The great -- not only eminent -- speech before the U.S. Congress by Lech Wałęsa began with the words "We the people" -- in other words, "we, the nation". These are the first words of the Declaration of Independence of the United States of America. In that moment, he touched upon one of the deepest common denominators of the sociopolitical cultures of the United States and Poland. It is the conviction of the sovereignty of power of the nation in relation to the authorities and rulers of the state. This sovereignty was achieved gradually in the first phase of the history of the First Republic of Poland (from the middle of the XVth to the middle of the XVIIth century).

Representatives of the philosophy of law from the end of the XVIth and beginning of the XVIIth century considered Poland to be one of the European republics. That was quite accurate, irrespective of the fact that it was also a monarchy. The nature of its political system was determined among others by: free elections (election of the king by the whole nobility), factual sovereignty of the noblemen’s republic, and its political structure around the sovereignty of the nation understood as nobility and assuming authority to be derived from this sovereignty. As a result Poland was placed among such nations as Venice, England, and the Netherlands.

In the development of the Polish parliamentary system the key elements were: the constitution Neminem captivabimus, the constitution Nihil novi, and King Henry’s articles and in relation to them Pacta conventa. The constitution Neminem captivabimus (two acts: of 1430 and of 1433) protected landed noblemen against arrest without a court sentence (the English Habeat corpus stemed from 1679). The constitution Nihil novi (1505) constituted the legislature of the two-chamber Seym (parliament) consisting of the senate and the deputy chamber, as well as of the King. King Henry’s articles from 1573 obliged the king to convoke the Seym every two years. At the same time, Pacta conventa, since 1773 on the occasion of every royal election, guaranteed the nation composed of szlachta (nobility) concrete promises made by the future king.

Jean Jacques Rousseau spoke with enthusiasm about these traits of the Polish political system. He was aware that they had realized in a way his idea of social contract even before the idea was formulated. It was -- factually and formally -- a social contract binding the state authority under sanction of its cancellation. King Henry’s articles contained a very important act named De non praestanda oboedientia, allowing the possibility of renouncing obedience to authorities in case it essentially violated binding laws. This act was related, on the one hand, to systemic state rules used in the Middle Ages (for instance the Hungarian "Golden Bull" from the XIIIth century). On the other hand, it is possible to find in this political doctrine an echo of the Thomistic thought, that tyrannic authority ceases to bind the conscience. From the same source stemmed the Old Polish custom entitling nobility to convoke mutinies (rokosh), that is camp or horsemen’s seyms, known earlier in Hungary, as well as to establish confederations.

Later, in the XVIIIth century, these tendencies were expressed even more radically in the ideology of the Bar Confederacy (1768), established in opposition to the policy of King Stanisław August Poniatowski as too compromising towards Russia, and in order to strengthen the position of the Catholic Church in Poland in relation to the Orthodox and the Protestants. The popularity gained after 1980 by the hymn of the Bar confederates: "We shall never be allies to kings" (Nigdy z królami nie będziem w aliansach) proves how long-lasting is the base of the society, how far-reaching are the roots of contemporary striving towards liberty, and how deeply rooted is opposition to tyranny.

### Material provided
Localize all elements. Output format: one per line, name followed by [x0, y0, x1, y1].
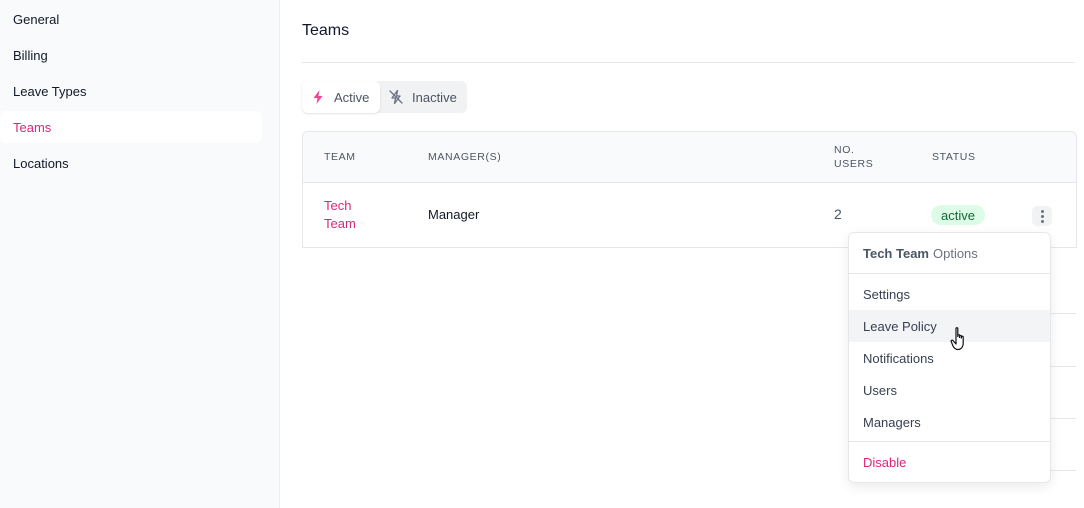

### Problems to solve
1) According to the passage on Polish political tradition, how often did King Henry's articles oblige the king to convoke the Seym?
2) Retype the passage on Polish political tradition from "Later, in the" to "opposition to tyranny.".
The material has no connection to the text.

### Task-by-task results
1) Every two years.

2)
Later, in the XVIIIth century, these tendencies were expressed even more radically in the ideology of the Bar Confederacy (1768), established in opposition to the policy of King Stanisław August Poniatowski as too compromising towards Russia, and in order to strengthen the position of the Catholic Church in Poland in relation to the Orthodox and the Protestants. The popularity gained after 1980 by the hymn of the Bar confederates: "We shall never be allies to kings" (Nigdy z królami nie będziem w aliansach) proves how long-lasting is the base of the society, how far-reaching are the roots of contemporary striving towards liberty, and how deeply rooted is opposition to tyranny.